## Begin DATASET ENTRIES

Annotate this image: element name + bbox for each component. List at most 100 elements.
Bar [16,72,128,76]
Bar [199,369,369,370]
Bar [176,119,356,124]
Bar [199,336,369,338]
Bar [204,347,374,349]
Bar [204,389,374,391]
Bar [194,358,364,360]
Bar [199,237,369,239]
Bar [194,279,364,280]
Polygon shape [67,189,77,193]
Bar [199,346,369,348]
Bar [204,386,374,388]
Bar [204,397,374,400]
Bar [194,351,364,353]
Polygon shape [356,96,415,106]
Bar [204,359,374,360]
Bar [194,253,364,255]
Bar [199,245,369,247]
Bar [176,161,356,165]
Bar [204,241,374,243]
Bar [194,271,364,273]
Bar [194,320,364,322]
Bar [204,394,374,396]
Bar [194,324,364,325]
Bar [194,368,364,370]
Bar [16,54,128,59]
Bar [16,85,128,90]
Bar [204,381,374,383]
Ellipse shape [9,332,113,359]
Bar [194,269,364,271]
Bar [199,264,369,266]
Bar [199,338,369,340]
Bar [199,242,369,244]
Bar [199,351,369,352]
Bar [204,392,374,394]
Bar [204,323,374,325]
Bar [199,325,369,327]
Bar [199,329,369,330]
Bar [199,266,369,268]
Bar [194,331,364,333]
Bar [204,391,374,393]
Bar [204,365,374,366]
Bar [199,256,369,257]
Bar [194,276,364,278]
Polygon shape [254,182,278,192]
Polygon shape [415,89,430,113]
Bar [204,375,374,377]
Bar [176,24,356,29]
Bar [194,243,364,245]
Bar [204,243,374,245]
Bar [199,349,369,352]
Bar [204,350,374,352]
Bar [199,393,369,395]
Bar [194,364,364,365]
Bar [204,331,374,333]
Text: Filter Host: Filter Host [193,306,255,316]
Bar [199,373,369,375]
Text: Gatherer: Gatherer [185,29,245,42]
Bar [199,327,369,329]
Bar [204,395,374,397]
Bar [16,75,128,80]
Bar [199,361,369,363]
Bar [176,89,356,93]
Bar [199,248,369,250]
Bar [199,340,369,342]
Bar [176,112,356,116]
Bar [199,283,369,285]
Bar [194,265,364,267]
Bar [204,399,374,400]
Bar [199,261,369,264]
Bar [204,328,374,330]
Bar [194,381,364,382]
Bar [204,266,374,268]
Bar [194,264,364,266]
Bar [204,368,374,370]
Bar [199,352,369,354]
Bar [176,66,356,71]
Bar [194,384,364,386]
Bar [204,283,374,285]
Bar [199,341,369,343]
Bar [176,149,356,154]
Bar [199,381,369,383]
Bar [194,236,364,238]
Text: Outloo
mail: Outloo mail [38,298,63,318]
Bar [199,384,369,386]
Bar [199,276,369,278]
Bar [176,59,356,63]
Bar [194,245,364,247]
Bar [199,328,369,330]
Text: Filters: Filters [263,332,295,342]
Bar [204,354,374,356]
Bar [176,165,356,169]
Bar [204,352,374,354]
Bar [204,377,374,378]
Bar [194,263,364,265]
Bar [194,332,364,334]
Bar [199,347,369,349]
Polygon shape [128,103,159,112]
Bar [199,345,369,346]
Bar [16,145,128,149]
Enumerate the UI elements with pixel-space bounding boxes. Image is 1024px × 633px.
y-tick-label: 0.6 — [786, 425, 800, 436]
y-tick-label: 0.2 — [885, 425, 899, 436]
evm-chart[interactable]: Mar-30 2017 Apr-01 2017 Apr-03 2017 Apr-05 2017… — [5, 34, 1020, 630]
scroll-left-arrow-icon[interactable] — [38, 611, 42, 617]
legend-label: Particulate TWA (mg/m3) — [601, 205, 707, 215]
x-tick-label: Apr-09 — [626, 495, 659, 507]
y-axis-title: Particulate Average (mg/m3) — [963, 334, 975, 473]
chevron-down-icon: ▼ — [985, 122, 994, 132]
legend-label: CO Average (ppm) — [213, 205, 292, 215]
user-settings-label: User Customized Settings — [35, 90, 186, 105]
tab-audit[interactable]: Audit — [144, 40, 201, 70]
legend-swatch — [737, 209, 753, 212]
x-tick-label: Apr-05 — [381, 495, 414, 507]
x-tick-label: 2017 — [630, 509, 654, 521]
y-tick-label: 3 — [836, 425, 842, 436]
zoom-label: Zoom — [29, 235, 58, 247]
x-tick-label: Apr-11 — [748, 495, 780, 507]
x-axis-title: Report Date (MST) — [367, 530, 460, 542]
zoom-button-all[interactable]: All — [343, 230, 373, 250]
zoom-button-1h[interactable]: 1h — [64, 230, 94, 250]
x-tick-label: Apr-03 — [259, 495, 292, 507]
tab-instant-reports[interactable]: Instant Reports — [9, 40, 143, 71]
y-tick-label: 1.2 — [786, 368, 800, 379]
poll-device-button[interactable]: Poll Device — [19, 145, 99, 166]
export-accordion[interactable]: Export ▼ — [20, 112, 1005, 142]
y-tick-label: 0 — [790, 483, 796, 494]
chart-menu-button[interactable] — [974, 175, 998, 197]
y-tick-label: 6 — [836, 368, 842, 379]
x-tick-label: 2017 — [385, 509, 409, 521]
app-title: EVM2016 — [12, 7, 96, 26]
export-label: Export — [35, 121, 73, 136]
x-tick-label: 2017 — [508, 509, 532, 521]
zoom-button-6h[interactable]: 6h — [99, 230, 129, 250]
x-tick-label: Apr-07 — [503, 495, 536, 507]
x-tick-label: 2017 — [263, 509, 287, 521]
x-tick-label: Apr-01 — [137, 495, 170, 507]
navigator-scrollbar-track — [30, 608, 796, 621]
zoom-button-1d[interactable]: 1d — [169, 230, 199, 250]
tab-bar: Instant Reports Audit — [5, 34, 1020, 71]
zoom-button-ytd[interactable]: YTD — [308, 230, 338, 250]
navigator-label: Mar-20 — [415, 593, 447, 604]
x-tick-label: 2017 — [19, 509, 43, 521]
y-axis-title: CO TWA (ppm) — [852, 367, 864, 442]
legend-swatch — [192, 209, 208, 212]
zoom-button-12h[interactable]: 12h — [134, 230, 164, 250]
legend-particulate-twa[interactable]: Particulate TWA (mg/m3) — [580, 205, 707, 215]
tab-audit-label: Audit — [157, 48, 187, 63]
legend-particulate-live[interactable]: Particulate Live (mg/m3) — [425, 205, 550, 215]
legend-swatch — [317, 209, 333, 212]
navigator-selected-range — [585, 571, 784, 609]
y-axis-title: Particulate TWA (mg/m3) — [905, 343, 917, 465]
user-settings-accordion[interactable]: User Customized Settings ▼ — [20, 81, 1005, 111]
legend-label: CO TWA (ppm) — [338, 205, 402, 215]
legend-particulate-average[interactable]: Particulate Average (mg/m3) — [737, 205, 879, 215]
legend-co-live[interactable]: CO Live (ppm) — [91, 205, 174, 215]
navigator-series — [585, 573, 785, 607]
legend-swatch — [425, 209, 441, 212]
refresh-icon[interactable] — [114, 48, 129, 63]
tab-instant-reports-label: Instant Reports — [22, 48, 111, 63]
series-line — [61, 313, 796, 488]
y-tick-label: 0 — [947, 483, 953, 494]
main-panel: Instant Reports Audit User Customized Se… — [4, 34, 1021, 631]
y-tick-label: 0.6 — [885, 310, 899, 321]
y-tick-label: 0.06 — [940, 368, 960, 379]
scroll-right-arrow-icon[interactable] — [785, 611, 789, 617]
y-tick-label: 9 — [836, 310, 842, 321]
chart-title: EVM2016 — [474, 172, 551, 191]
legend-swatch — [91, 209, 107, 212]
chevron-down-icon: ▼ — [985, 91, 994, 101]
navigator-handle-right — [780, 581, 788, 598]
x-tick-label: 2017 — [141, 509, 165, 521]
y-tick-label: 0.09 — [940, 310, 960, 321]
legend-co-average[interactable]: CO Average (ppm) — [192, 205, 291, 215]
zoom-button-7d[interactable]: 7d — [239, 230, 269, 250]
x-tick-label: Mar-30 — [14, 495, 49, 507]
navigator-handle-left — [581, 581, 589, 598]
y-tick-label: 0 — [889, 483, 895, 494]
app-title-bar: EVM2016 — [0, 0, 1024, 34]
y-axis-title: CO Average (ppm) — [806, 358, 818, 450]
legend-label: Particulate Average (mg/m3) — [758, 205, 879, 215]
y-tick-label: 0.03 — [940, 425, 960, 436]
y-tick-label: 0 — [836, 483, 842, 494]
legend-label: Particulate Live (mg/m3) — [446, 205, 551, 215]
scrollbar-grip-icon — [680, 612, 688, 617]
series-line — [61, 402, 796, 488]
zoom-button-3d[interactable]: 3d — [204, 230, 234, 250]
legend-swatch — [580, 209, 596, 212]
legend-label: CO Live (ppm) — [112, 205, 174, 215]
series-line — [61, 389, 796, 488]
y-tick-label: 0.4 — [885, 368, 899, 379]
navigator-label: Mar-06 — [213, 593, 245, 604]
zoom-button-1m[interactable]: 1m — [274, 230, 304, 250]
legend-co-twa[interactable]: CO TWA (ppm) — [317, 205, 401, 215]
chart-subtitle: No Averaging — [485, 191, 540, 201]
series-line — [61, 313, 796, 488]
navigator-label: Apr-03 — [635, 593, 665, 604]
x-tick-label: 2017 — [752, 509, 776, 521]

## End DATASET ENTRIES

**WORK REQUIRED:**
Substitute "Polygon" for "Polygon shape" in the material, starting at its first line and ending at the line that contains "Bar [204,328,374,330]", and keep everything else the same.

**IN RESPONSE:**
Annotate this image: element name + bbox for each component. List at most 100 elements.
Bar [16,72,128,76]
Bar [199,369,369,370]
Bar [176,119,356,124]
Bar [199,336,369,338]
Bar [204,347,374,349]
Bar [204,389,374,391]
Bar [194,358,364,360]
Bar [199,237,369,239]
Bar [194,279,364,280]
Polygon [67,189,77,193]
Bar [199,346,369,348]
Bar [204,386,374,388]
Bar [204,397,374,400]
Bar [194,351,364,353]
Polygon [356,96,415,106]
Bar [204,359,374,360]
Bar [194,253,364,255]
Bar [199,245,369,247]
Bar [176,161,356,165]
Bar [204,241,374,243]
Bar [194,271,364,273]
Bar [194,320,364,322]
Bar [204,394,374,396]
Bar [194,324,364,325]
Bar [194,368,364,370]
Bar [16,54,128,59]
Bar [16,85,128,90]
Bar [204,381,374,383]
Ellipse shape [9,332,113,359]
Bar [194,269,364,271]
Bar [199,264,369,266]
Bar [199,338,369,340]
Bar [199,242,369,244]
Bar [199,351,369,352]
Bar [204,392,374,394]
Bar [204,323,374,325]
Bar [199,325,369,327]
Bar [199,329,369,330]
Bar [199,266,369,268]
Bar [194,331,364,333]
Bar [204,391,374,393]
Bar [204,365,374,366]
Bar [199,256,369,257]
Bar [194,276,364,278]
Polygon [254,182,278,192]
Polygon [415,89,430,113]
Bar [204,375,374,377]
Bar [176,24,356,29]
Bar [194,243,364,245]
Bar [204,243,374,245]
Bar [199,349,369,352]
Bar [204,350,374,352]
Bar [199,393,369,395]
Bar [194,364,364,365]
Bar [204,331,374,333]
Text: Filter Host: Filter Host [193,306,255,316]
Bar [199,373,369,375]
Text: Gatherer: Gatherer [185,29,245,42]
Bar [199,327,369,329]
Bar [204,395,374,397]
Bar [16,75,128,80]
Bar [199,361,369,363]
Bar [176,89,356,93]
Bar [199,248,369,250]
Bar [199,340,369,342]
Bar [176,112,356,116]
Bar [199,283,369,285]
Bar [194,265,364,267]
Bar [204,399,374,400]
Bar [199,261,369,264]
Bar [204,328,374,330]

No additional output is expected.